# [ENTRIES SHOWN]
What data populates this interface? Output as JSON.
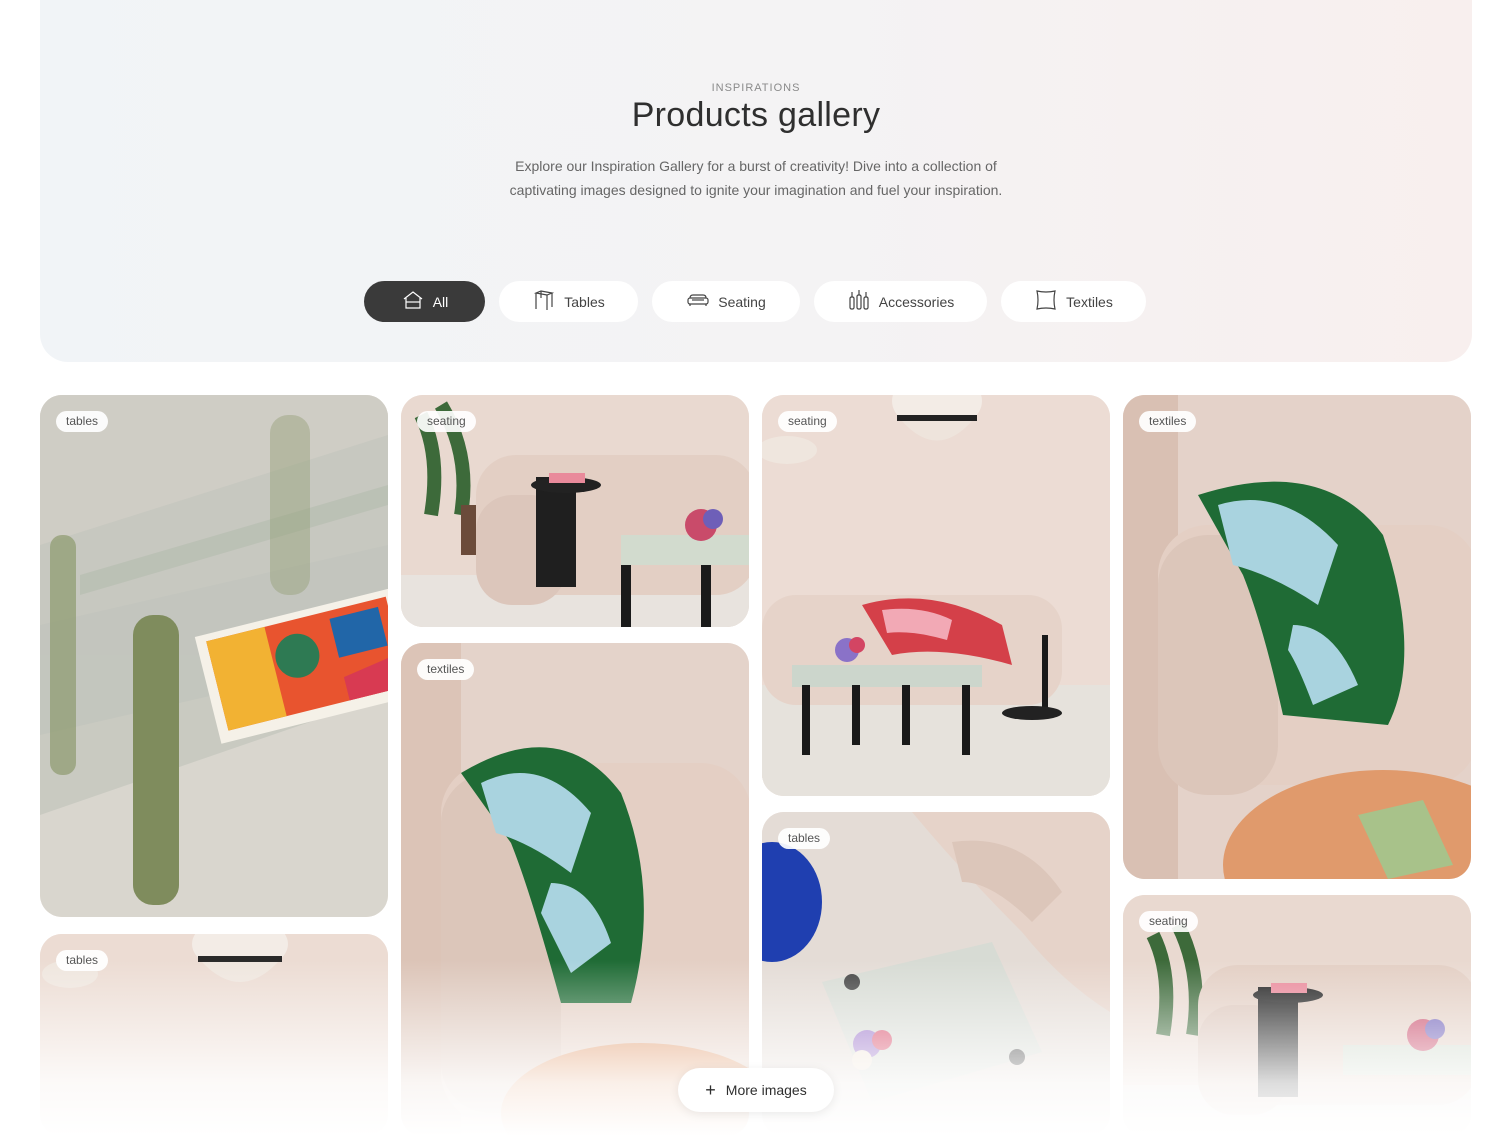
{
  "hero": {
    "eyebrow": "INSPIRATIONS",
    "title": "Products gallery",
    "description": "Explore our Inspiration Gallery for a burst of creativity! Dive into a collection of captivating images designed to ignite your imagination and fuel your inspiration."
  },
  "filters": [
    {
      "label": "All",
      "icon": "house-icon",
      "active": true
    },
    {
      "label": "Tables",
      "icon": "table-icon",
      "active": false
    },
    {
      "label": "Seating",
      "icon": "sofa-icon",
      "active": false
    },
    {
      "label": "Accessories",
      "icon": "vases-icon",
      "active": false
    },
    {
      "label": "Textiles",
      "icon": "cushion-icon",
      "active": false
    }
  ],
  "gallery": [
    {
      "tag": "tables"
    },
    {
      "tag": "tables"
    },
    {
      "tag": "seating"
    },
    {
      "tag": "textiles"
    },
    {
      "tag": "seating"
    },
    {
      "tag": "tables"
    },
    {
      "tag": "textiles"
    },
    {
      "tag": "seating"
    }
  ],
  "more_button": {
    "label": "More images",
    "icon": "plus-icon"
  },
  "colors": {
    "active_pill": "#3a3a3a",
    "sofa": "#e6d3c9",
    "wall": "#eadbd3",
    "throw_green": "#1f6b35",
    "throw_blue": "#a9d3df"
  }
}
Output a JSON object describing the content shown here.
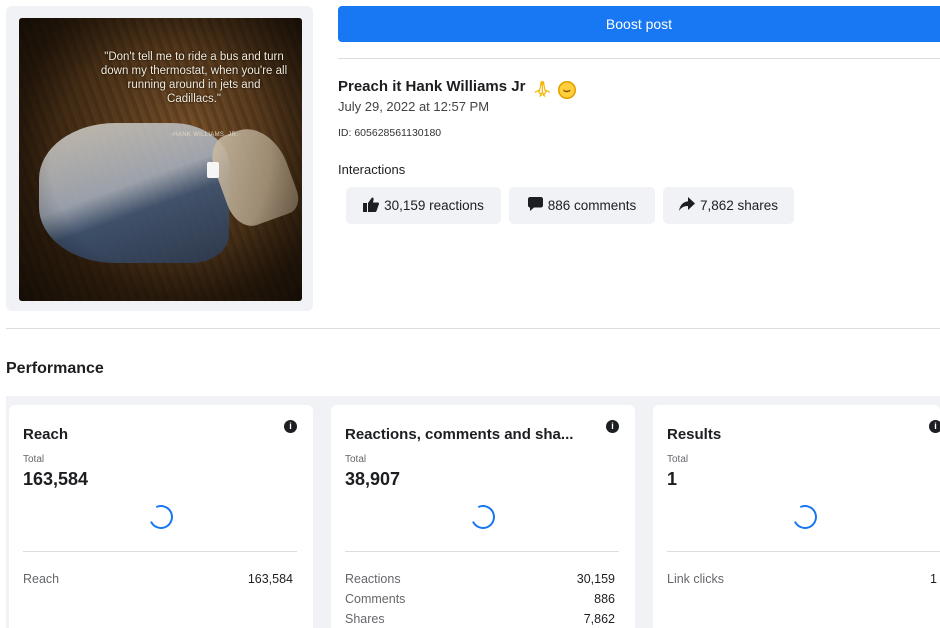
{
  "post": {
    "image_quote": "\"Don't tell me to ride a bus and turn down my thermostat, when you're all running around in jets and Cadillacs.\"",
    "image_attribution": "-HANK WILLIAMS, JR.",
    "boost_label": "Boost post",
    "title": "Preach it Hank Williams Jr",
    "date": "July 29, 2022 at 12:57 PM",
    "id_text": "ID: 605628561130180",
    "interactions_label": "Interactions",
    "chips": {
      "reactions": "30,159 reactions",
      "comments": "886 comments",
      "shares": "7,862 shares"
    }
  },
  "performance": {
    "title": "Performance",
    "cards": [
      {
        "title": "Reach",
        "total_label": "Total",
        "total": "163,584",
        "rows": [
          {
            "label": "Reach",
            "value": "163,584"
          }
        ]
      },
      {
        "title": "Reactions, comments and sha...",
        "total_label": "Total",
        "total": "38,907",
        "rows": [
          {
            "label": "Reactions",
            "value": "30,159"
          },
          {
            "label": "Comments",
            "value": "886"
          },
          {
            "label": "Shares",
            "value": "7,862"
          }
        ]
      },
      {
        "title": "Results",
        "total_label": "Total",
        "total": "1",
        "rows": [
          {
            "label": "Link clicks",
            "value": "1"
          }
        ]
      }
    ]
  },
  "colors": {
    "accent": "#1877f2",
    "chip_bg": "#f0f2f5",
    "divider": "#dadde1"
  },
  "icons": {
    "reactions": "thumbs-up-icon",
    "comments": "comment-bubble-icon",
    "shares": "share-arrow-icon",
    "info": "info-icon",
    "loading": "loading-spinner-icon"
  }
}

# [DIRECTIONS FOR THIS TASK]
Copy all lines above containing the string "Output".

# [TASK SOLUTION]
What data populates this interface? Output as JSON.
Output a JSON object describing the content shown here.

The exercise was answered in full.